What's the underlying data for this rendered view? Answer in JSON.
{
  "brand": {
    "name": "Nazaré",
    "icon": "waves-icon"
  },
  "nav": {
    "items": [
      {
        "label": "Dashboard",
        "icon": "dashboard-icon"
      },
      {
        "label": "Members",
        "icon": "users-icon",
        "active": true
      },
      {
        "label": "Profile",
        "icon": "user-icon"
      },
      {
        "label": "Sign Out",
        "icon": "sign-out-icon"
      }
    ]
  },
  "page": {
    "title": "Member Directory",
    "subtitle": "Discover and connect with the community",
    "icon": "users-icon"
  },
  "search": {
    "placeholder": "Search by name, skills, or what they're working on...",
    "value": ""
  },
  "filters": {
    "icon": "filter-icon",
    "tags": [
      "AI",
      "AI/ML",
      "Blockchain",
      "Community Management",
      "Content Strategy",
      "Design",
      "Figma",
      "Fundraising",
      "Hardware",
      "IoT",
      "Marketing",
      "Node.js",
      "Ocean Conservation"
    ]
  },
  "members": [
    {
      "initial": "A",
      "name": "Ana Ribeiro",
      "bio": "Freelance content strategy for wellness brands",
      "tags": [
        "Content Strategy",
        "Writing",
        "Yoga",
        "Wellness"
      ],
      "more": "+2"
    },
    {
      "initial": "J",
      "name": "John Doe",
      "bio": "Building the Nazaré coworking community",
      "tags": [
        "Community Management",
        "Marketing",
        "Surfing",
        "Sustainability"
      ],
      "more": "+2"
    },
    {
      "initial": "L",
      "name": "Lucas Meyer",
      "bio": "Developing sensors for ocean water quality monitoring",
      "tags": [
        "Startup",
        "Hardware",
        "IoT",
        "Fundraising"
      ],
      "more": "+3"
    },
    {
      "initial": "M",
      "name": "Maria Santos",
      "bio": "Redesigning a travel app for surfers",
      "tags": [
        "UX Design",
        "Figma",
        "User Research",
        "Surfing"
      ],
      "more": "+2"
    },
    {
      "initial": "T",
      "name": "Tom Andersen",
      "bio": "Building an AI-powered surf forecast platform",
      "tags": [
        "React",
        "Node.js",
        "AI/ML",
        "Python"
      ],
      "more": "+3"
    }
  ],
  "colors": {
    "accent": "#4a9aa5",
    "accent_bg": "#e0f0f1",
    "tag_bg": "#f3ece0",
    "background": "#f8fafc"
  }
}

########

EXERCISE OBJECTIVE:
Every record shown above must be echoed exactly.

RESPONSE TO THIS TASK:
What's the underlying data for this rendered view? Answer in JSON.
{
  "brand": {
    "name": "Nazaré",
    "icon": "waves-icon"
  },
  "nav": {
    "items": [
      {
        "label": "Dashboard",
        "icon": "dashboard-icon"
      },
      {
        "label": "Members",
        "icon": "users-icon",
        "active": true
      },
      {
        "label": "Profile",
        "icon": "user-icon"
      },
      {
        "label": "Sign Out",
        "icon": "sign-out-icon"
      }
    ]
  },
  "page": {
    "title": "Member Directory",
    "subtitle": "Discover and connect with the community",
    "icon": "users-icon"
  },
  "search": {
    "placeholder": "Search by name, skills, or what they're working on...",
    "value": ""
  },
  "filters": {
    "icon": "filter-icon",
    "tags": [
      "AI",
      "AI/ML",
      "Blockchain",
      "Community Management",
      "Content Strategy",
      "Design",
      "Figma",
      "Fundraising",
      "Hardware",
      "IoT",
      "Marketing",
      "Node.js",
      "Ocean Conservation"
    ]
  },
  "members": [
    {
      "initial": "A",
      "name": "Ana Ribeiro",
      "bio": "Freelance content strategy for wellness brands",
      "tags": [
        "Content Strategy",
        "Writing",
        "Yoga",
        "Wellness"
      ],
      "more": "+2"
    },
    {
      "initial": "J",
      "name": "John Doe",
      "bio": "Building the Nazaré coworking community",
      "tags": [
        "Community Management",
        "Marketing",
        "Surfing",
        "Sustainability"
      ],
      "more": "+2"
    },
    {
      "initial": "L",
      "name": "Lucas Meyer",
      "bio": "Developing sensors for ocean water quality monitoring",
      "tags": [
        "Startup",
        "Hardware",
        "IoT",
        "Fundraising"
      ],
      "more": "+3"
    },
    {
      "initial": "M",
      "name": "Maria Santos",
      "bio": "Redesigning a travel app for surfers",
      "tags": [
        "UX Design",
        "Figma",
        "User Research",
        "Surfing"
      ],
      "more": "+2"
    },
    {
      "initial": "T",
      "name": "Tom Andersen",
      "bio": "Building an AI-powered surf forecast platform",
      "tags": [
        "React",
        "Node.js",
        "AI/ML",
        "Python"
      ],
      "more": "+3"
    }
  ],
  "colors": {
    "accent": "#4a9aa5",
    "accent_bg": "#e0f0f1",
    "tag_bg": "#f3ece0",
    "background": "#f8fafc"
  }
}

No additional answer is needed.